## Start Input data

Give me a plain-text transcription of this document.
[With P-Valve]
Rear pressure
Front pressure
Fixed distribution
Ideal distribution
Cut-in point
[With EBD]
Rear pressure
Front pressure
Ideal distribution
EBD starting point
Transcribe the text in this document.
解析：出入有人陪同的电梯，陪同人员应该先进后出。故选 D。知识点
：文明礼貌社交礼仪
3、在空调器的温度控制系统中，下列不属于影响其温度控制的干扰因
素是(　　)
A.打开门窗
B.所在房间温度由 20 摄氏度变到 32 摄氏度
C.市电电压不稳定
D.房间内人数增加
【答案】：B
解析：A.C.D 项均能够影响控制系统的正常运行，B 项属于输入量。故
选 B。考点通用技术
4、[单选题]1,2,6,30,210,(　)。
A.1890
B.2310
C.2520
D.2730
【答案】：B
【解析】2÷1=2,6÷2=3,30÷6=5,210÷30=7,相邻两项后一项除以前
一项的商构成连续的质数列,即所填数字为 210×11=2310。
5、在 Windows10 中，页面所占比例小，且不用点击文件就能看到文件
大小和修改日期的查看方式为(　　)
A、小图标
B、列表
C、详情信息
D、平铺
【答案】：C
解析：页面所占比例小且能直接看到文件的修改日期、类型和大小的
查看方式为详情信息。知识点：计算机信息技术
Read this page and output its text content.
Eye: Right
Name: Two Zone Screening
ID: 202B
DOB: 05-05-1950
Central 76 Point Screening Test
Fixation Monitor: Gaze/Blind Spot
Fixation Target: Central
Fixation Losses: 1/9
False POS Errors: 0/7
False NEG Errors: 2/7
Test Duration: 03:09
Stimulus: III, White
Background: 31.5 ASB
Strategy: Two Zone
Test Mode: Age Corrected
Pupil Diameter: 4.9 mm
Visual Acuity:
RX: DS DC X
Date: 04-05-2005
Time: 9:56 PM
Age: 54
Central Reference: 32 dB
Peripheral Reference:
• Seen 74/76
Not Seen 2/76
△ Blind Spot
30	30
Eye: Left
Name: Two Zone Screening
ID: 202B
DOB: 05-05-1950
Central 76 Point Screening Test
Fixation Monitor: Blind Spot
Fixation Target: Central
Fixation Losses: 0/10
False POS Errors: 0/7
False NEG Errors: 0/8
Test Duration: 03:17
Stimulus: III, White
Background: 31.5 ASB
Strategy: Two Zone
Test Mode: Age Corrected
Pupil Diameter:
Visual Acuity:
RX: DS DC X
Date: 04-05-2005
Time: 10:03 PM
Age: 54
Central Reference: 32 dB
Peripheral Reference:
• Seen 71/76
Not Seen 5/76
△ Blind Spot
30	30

## End Input data

* _The exercise_
Write out the material from the first line to the last, exactly.

* _Output for this task_
Give me a plain-text transcription of this document.
[With P-Valve]
Rear pressure
Front pressure
Fixed distribution
Ideal distribution
Cut-in point
[With EBD]
Rear pressure
Front pressure
Ideal distribution
EBD starting point
Transcribe the text in this document.
解析：出入有人陪同的电梯，陪同人员应该先进后出。故选 D。知识点
：文明礼貌社交礼仪
3、在空调器的温度控制系统中，下列不属于影响其温度控制的干扰因
素是(　　)
A.打开门窗
B.所在房间温度由 20 摄氏度变到 32 摄氏度
C.市电电压不稳定
D.房间内人数增加
【答案】：B
解析：A.C.D 项均能够影响控制系统的正常运行，B 项属于输入量。故
选 B。考点通用技术
4、[单选题]1,2,6,30,210,(　)。
A.1890
B.2310
C.2520
D.2730
【答案】：B
【解析】2÷1=2,6÷2=3,30÷6=5,210÷30=7,相邻两项后一项除以前
一项的商构成连续的质数列,即所填数字为 210×11=2310。
5、在 Windows10 中，页面所占比例小，且不用点击文件就能看到文件
大小和修改日期的查看方式为(　　)
A、小图标
B、列表
C、详情信息
D、平铺
【答案】：C
解析：页面所占比例小且能直接看到文件的修改日期、类型和大小的
查看方式为详情信息。知识点：计算机信息技术
Read this page and output its text content.
Eye: Right
Name: Two Zone Screening
ID: 202B
DOB: 05-05-1950
Central 76 Point Screening Test
Fixation Monitor: Gaze/Blind Spot
Fixation Target: Central
Fixation Losses: 1/9
False POS Errors: 0/7
False NEG Errors: 2/7
Test Duration: 03:09
Stimulus: III, White
Background: 31.5 ASB
Strategy: Two Zone
Test Mode: Age Corrected
Pupil Diameter: 4.9 mm
Visual Acuity:
RX: DS DC X
Date: 04-05-2005
Time: 9:56 PM
Age: 54
Central Reference: 32 dB
Peripheral Reference:
• Seen 74/76
Not Seen 2/76
△ Blind Spot
30	30
Eye: Left
Name: Two Zone Screening
ID: 202B
DOB: 05-05-1950
Central 76 Point Screening Test
Fixation Monitor: Blind Spot
Fixation Target: Central
Fixation Losses: 0/10
False POS Errors: 0/7
False NEG Errors: 0/8
Test Duration: 03:17
Stimulus: III, White
Background: 31.5 ASB
Strategy: Two Zone
Test Mode: Age Corrected
Pupil Diameter:
Visual Acuity:
RX: DS DC X
Date: 04-05-2005
Time: 10:03 PM
Age: 54
Central Reference: 32 dB
Peripheral Reference:
• Seen 71/76
Not Seen 5/76
△ Blind Spot
30	30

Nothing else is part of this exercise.